** start Input material **

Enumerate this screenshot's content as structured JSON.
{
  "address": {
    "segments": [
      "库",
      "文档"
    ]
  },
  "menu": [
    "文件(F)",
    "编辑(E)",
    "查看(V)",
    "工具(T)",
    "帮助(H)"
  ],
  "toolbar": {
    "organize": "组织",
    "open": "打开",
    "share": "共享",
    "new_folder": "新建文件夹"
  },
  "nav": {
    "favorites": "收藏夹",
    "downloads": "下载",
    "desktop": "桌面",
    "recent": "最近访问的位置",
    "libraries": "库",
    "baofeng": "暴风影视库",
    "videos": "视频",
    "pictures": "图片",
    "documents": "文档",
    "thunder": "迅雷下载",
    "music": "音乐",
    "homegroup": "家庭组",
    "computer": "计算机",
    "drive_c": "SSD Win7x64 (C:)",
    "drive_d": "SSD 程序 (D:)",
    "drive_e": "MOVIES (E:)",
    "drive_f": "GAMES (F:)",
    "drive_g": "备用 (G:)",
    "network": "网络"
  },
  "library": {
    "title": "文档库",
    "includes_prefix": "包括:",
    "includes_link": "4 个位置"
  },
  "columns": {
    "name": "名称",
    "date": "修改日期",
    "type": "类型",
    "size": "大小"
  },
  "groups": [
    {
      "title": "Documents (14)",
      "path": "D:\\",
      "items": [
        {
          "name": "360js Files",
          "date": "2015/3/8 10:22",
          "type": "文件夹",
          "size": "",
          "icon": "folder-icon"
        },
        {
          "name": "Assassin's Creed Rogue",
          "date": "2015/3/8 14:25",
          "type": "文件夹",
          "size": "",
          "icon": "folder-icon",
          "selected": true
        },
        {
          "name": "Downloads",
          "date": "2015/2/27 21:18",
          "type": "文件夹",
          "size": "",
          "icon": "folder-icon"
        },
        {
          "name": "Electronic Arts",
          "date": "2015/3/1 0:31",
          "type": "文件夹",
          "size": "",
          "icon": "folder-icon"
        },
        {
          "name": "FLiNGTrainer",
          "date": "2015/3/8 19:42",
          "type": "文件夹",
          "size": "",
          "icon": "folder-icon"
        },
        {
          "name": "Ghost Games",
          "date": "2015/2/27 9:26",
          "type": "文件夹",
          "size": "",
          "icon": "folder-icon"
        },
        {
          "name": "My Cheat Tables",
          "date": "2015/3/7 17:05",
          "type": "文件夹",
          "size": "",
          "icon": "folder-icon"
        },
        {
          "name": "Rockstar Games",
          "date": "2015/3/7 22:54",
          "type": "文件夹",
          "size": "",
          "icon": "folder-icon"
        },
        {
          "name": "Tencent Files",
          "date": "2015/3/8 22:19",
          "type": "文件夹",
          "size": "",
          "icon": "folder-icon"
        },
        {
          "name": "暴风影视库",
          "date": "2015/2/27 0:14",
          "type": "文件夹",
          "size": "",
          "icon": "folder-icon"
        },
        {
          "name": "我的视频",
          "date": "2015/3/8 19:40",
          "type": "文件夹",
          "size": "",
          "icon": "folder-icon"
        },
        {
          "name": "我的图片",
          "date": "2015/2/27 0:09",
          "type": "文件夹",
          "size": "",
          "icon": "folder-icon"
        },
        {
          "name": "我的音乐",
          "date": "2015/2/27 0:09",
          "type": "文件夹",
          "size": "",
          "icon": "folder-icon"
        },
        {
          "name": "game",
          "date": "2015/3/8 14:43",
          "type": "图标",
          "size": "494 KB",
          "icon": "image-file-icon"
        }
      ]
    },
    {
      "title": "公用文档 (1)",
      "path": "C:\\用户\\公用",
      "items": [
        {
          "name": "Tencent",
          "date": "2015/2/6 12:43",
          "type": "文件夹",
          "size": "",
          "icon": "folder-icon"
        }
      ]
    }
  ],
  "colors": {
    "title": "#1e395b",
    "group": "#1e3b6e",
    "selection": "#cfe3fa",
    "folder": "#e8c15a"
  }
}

** end Input material **

_Stated goal_
Output the listing above exactly as it appears.

_Worked answer_
Enumerate this screenshot's content as structured JSON.
{
  "address": {
    "segments": [
      "库",
      "文档"
    ]
  },
  "menu": [
    "文件(F)",
    "编辑(E)",
    "查看(V)",
    "工具(T)",
    "帮助(H)"
  ],
  "toolbar": {
    "organize": "组织",
    "open": "打开",
    "share": "共享",
    "new_folder": "新建文件夹"
  },
  "nav": {
    "favorites": "收藏夹",
    "downloads": "下载",
    "desktop": "桌面",
    "recent": "最近访问的位置",
    "libraries": "库",
    "baofeng": "暴风影视库",
    "videos": "视频",
    "pictures": "图片",
    "documents": "文档",
    "thunder": "迅雷下载",
    "music": "音乐",
    "homegroup": "家庭组",
    "computer": "计算机",
    "drive_c": "SSD Win7x64 (C:)",
    "drive_d": "SSD 程序 (D:)",
    "drive_e": "MOVIES (E:)",
    "drive_f": "GAMES (F:)",
    "drive_g": "备用 (G:)",
    "network": "网络"
  },
  "library": {
    "title": "文档库",
    "includes_prefix": "包括:",
    "includes_link": "4 个位置"
  },
  "columns": {
    "name": "名称",
    "date": "修改日期",
    "type": "类型",
    "size": "大小"
  },
  "groups": [
    {
      "title": "Documents (14)",
      "path": "D:\\",
      "items": [
        {
          "name": "360js Files",
          "date": "2015/3/8 10:22",
          "type": "文件夹",
          "size": "",
          "icon": "folder-icon"
        },
        {
          "name": "Assassin's Creed Rogue",
          "date": "2015/3/8 14:25",
          "type": "文件夹",
          "size": "",
          "icon": "folder-icon",
          "selected": true
        },
        {
          "name": "Downloads",
          "date": "2015/2/27 21:18",
          "type": "文件夹",
          "size": "",
          "icon": "folder-icon"
        },
        {
          "name": "Electronic Arts",
          "date": "2015/3/1 0:31",
          "type": "文件夹",
          "size": "",
          "icon": "folder-icon"
        },
        {
          "name": "FLiNGTrainer",
          "date": "2015/3/8 19:42",
          "type": "文件夹",
          "size": "",
          "icon": "folder-icon"
        },
        {
          "name": "Ghost Games",
          "date": "2015/2/27 9:26",
          "type": "文件夹",
          "size": "",
          "icon": "folder-icon"
        },
        {
          "name": "My Cheat Tables",
          "date": "2015/3/7 17:05",
          "type": "文件夹",
          "size": "",
          "icon": "folder-icon"
        },
        {
          "name": "Rockstar Games",
          "date": "2015/3/7 22:54",
          "type": "文件夹",
          "size": "",
          "icon": "folder-icon"
        },
        {
          "name": "Tencent Files",
          "date": "2015/3/8 22:19",
          "type": "文件夹",
          "size": "",
          "icon": "folder-icon"
        },
        {
          "name": "暴风影视库",
          "date": "2015/2/27 0:14",
          "type": "文件夹",
          "size": "",
          "icon": "folder-icon"
        },
        {
          "name": "我的视频",
          "date": "2015/3/8 19:40",
          "type": "文件夹",
          "size": "",
          "icon": "folder-icon"
        },
        {
          "name": "我的图片",
          "date": "2015/2/27 0:09",
          "type": "文件夹",
          "size": "",
          "icon": "folder-icon"
        },
        {
          "name": "我的音乐",
          "date": "2015/2/27 0:09",
          "type": "文件夹",
          "size": "",
          "icon": "folder-icon"
        },
        {
          "name": "game",
          "date": "2015/3/8 14:43",
          "type": "图标",
          "size": "494 KB",
          "icon": "image-file-icon"
        }
      ]
    },
    {
      "title": "公用文档 (1)",
      "path": "C:\\用户\\公用",
      "items": [
        {
          "name": "Tencent",
          "date": "2015/2/6 12:43",
          "type": "文件夹",
          "size": "",
          "icon": "folder-icon"
        }
      ]
    }
  ],
  "colors": {
    "title": "#1e395b",
    "group": "#1e3b6e",
    "selection": "#cfe3fa",
    "folder": "#e8c15a"
  }
}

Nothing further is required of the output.